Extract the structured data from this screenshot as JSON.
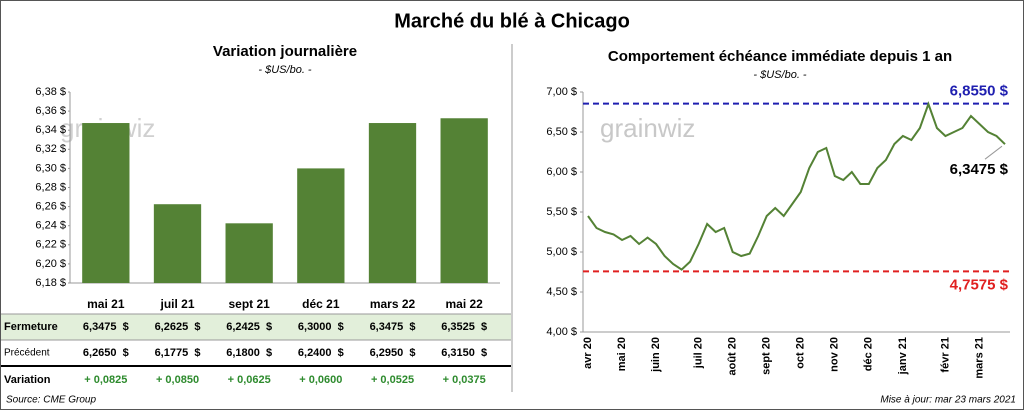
{
  "title": "Marché du blé à Chicago",
  "watermark": "grainwiz",
  "chart_data": [
    {
      "type": "bar",
      "title": "Variation journalière",
      "subtitle": "- $US/bo. -",
      "color": "#548235",
      "categories": [
        "mai 21",
        "juil 21",
        "sept 21",
        "déc 21",
        "mars 22",
        "mai 22"
      ],
      "values": [
        6.3475,
        6.2625,
        6.2425,
        6.3,
        6.3475,
        6.3525
      ],
      "ylim": [
        6.18,
        6.38
      ],
      "yticks": [
        {
          "value": 6.18,
          "label": "6,18 $"
        },
        {
          "value": 6.2,
          "label": "6,20 $"
        },
        {
          "value": 6.22,
          "label": "6,22 $"
        },
        {
          "value": 6.24,
          "label": "6,24 $"
        },
        {
          "value": 6.26,
          "label": "6,26 $"
        },
        {
          "value": 6.28,
          "label": "6,28 $"
        },
        {
          "value": 6.3,
          "label": "6,30 $"
        },
        {
          "value": 6.32,
          "label": "6,32 $"
        },
        {
          "value": 6.34,
          "label": "6,34 $"
        },
        {
          "value": 6.36,
          "label": "6,36 $"
        },
        {
          "value": 6.38,
          "label": "6,38 $"
        }
      ]
    },
    {
      "type": "line",
      "title": "Comportement  échéance immédiate depuis 1 an",
      "subtitle": "- $US/bo. -",
      "color": "#548235",
      "categories": [
        "avr 20",
        null,
        null,
        null,
        "mai 20",
        null,
        null,
        null,
        "juin 20",
        null,
        null,
        null,
        null,
        "juil 20",
        null,
        null,
        null,
        "août 20",
        null,
        null,
        null,
        "sept 20",
        null,
        null,
        null,
        "oct 20",
        null,
        null,
        null,
        "nov 20",
        null,
        null,
        null,
        "déc 20",
        null,
        null,
        null,
        "janv 21",
        null,
        null,
        null,
        null,
        "févr 21",
        null,
        null,
        null,
        "mars 21",
        null,
        null,
        null
      ],
      "values": [
        5.45,
        5.3,
        5.25,
        5.22,
        5.15,
        5.2,
        5.1,
        5.18,
        5.1,
        4.95,
        4.85,
        4.78,
        4.88,
        5.1,
        5.35,
        5.25,
        5.3,
        5.0,
        4.95,
        4.98,
        5.2,
        5.45,
        5.55,
        5.45,
        5.6,
        5.75,
        6.05,
        6.25,
        6.3,
        5.95,
        5.9,
        6.0,
        5.85,
        5.85,
        6.05,
        6.15,
        6.35,
        6.45,
        6.4,
        6.55,
        6.85,
        6.55,
        6.45,
        6.5,
        6.55,
        6.7,
        6.6,
        6.5,
        6.45,
        6.3475
      ],
      "ylim": [
        4.0,
        7.0
      ],
      "yticks": [
        {
          "value": 4.0,
          "label": "4,00 $"
        },
        {
          "value": 4.5,
          "label": "4,50 $"
        },
        {
          "value": 5.0,
          "label": "5,00 $"
        },
        {
          "value": 5.5,
          "label": "5,50 $"
        },
        {
          "value": 6.0,
          "label": "6,00 $"
        },
        {
          "value": 6.5,
          "label": "6,50 $"
        },
        {
          "value": 7.0,
          "label": "7,00 $"
        }
      ],
      "annotations": [
        {
          "value": 6.855,
          "label": "6,8550 $",
          "color": "#1f1fb0"
        },
        {
          "value": 4.7575,
          "label": "4,7575 $",
          "color": "#e02020"
        }
      ],
      "last_label": "6,3475 $"
    }
  ],
  "table": {
    "rows": [
      {
        "label": "Fermeture",
        "cells": [
          "6,3475  $",
          "6,2625  $",
          "6,2425  $",
          "6,3000  $",
          "6,3475  $",
          "6,3525  $"
        ]
      },
      {
        "label": "Précédent",
        "cells": [
          "6,2650  $",
          "6,1775  $",
          "6,1800  $",
          "6,2400  $",
          "6,2950  $",
          "6,3150  $"
        ]
      },
      {
        "label": "Variation",
        "cells": [
          "+ 0,0825",
          "+ 0,0850",
          "+ 0,0625",
          "+ 0,0600",
          "+ 0,0525",
          "+ 0,0375"
        ]
      }
    ]
  },
  "footer": {
    "source": "Source: CME Group",
    "updated": "Mise à jour: mar 23 mars 2021"
  }
}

************

● **WRITTEN INSTRUCTION**
Except for the pictures, copy the material above exactly.

● **SOLUTION**
Extract the structured data from this screenshot as JSON.
{
  "title": "Marché du blé à Chicago",
  "watermark": "grainwiz",
  "chart_data": [
    {
      "type": "bar",
      "title": "Variation journalière",
      "subtitle": "- $US/bo. -",
      "color": "#548235",
      "categories": [
        "mai 21",
        "juil 21",
        "sept 21",
        "déc 21",
        "mars 22",
        "mai 22"
      ],
      "values": [
        6.3475,
        6.2625,
        6.2425,
        6.3,
        6.3475,
        6.3525
      ],
      "ylim": [
        6.18,
        6.38
      ],
      "yticks": [
        {
          "value": 6.18,
          "label": "6,18 $"
        },
        {
          "value": 6.2,
          "label": "6,20 $"
        },
        {
          "value": 6.22,
          "label": "6,22 $"
        },
        {
          "value": 6.24,
          "label": "6,24 $"
        },
        {
          "value": 6.26,
          "label": "6,26 $"
        },
        {
          "value": 6.28,
          "label": "6,28 $"
        },
        {
          "value": 6.3,
          "label": "6,30 $"
        },
        {
          "value": 6.32,
          "label": "6,32 $"
        },
        {
          "value": 6.34,
          "label": "6,34 $"
        },
        {
          "value": 6.36,
          "label": "6,36 $"
        },
        {
          "value": 6.38,
          "label": "6,38 $"
        }
      ]
    },
    {
      "type": "line",
      "title": "Comportement  échéance immédiate depuis 1 an",
      "subtitle": "- $US/bo. -",
      "color": "#548235",
      "categories": [
        "avr 20",
        null,
        null,
        null,
        "mai 20",
        null,
        null,
        null,
        "juin 20",
        null,
        null,
        null,
        null,
        "juil 20",
        null,
        null,
        null,
        "août 20",
        null,
        null,
        null,
        "sept 20",
        null,
        null,
        null,
        "oct 20",
        null,
        null,
        null,
        "nov 20",
        null,
        null,
        null,
        "déc 20",
        null,
        null,
        null,
        "janv 21",
        null,
        null,
        null,
        null,
        "févr 21",
        null,
        null,
        null,
        "mars 21",
        null,
        null,
        null
      ],
      "values": [
        5.45,
        5.3,
        5.25,
        5.22,
        5.15,
        5.2,
        5.1,
        5.18,
        5.1,
        4.95,
        4.85,
        4.78,
        4.88,
        5.1,
        5.35,
        5.25,
        5.3,
        5.0,
        4.95,
        4.98,
        5.2,
        5.45,
        5.55,
        5.45,
        5.6,
        5.75,
        6.05,
        6.25,
        6.3,
        5.95,
        5.9,
        6.0,
        5.85,
        5.85,
        6.05,
        6.15,
        6.35,
        6.45,
        6.4,
        6.55,
        6.85,
        6.55,
        6.45,
        6.5,
        6.55,
        6.7,
        6.6,
        6.5,
        6.45,
        6.3475
      ],
      "ylim": [
        4.0,
        7.0
      ],
      "yticks": [
        {
          "value": 4.0,
          "label": "4,00 $"
        },
        {
          "value": 4.5,
          "label": "4,50 $"
        },
        {
          "value": 5.0,
          "label": "5,00 $"
        },
        {
          "value": 5.5,
          "label": "5,50 $"
        },
        {
          "value": 6.0,
          "label": "6,00 $"
        },
        {
          "value": 6.5,
          "label": "6,50 $"
        },
        {
          "value": 7.0,
          "label": "7,00 $"
        }
      ],
      "annotations": [
        {
          "value": 6.855,
          "label": "6,8550 $",
          "color": "#1f1fb0"
        },
        {
          "value": 4.7575,
          "label": "4,7575 $",
          "color": "#e02020"
        }
      ],
      "last_label": "6,3475 $"
    }
  ],
  "table": {
    "rows": [
      {
        "label": "Fermeture",
        "cells": [
          "6,3475  $",
          "6,2625  $",
          "6,2425  $",
          "6,3000  $",
          "6,3475  $",
          "6,3525  $"
        ]
      },
      {
        "label": "Précédent",
        "cells": [
          "6,2650  $",
          "6,1775  $",
          "6,1800  $",
          "6,2400  $",
          "6,2950  $",
          "6,3150  $"
        ]
      },
      {
        "label": "Variation",
        "cells": [
          "+ 0,0825",
          "+ 0,0850",
          "+ 0,0625",
          "+ 0,0600",
          "+ 0,0525",
          "+ 0,0375"
        ]
      }
    ]
  },
  "footer": {
    "source": "Source: CME Group",
    "updated": "Mise à jour: mar 23 mars 2021"
  }
}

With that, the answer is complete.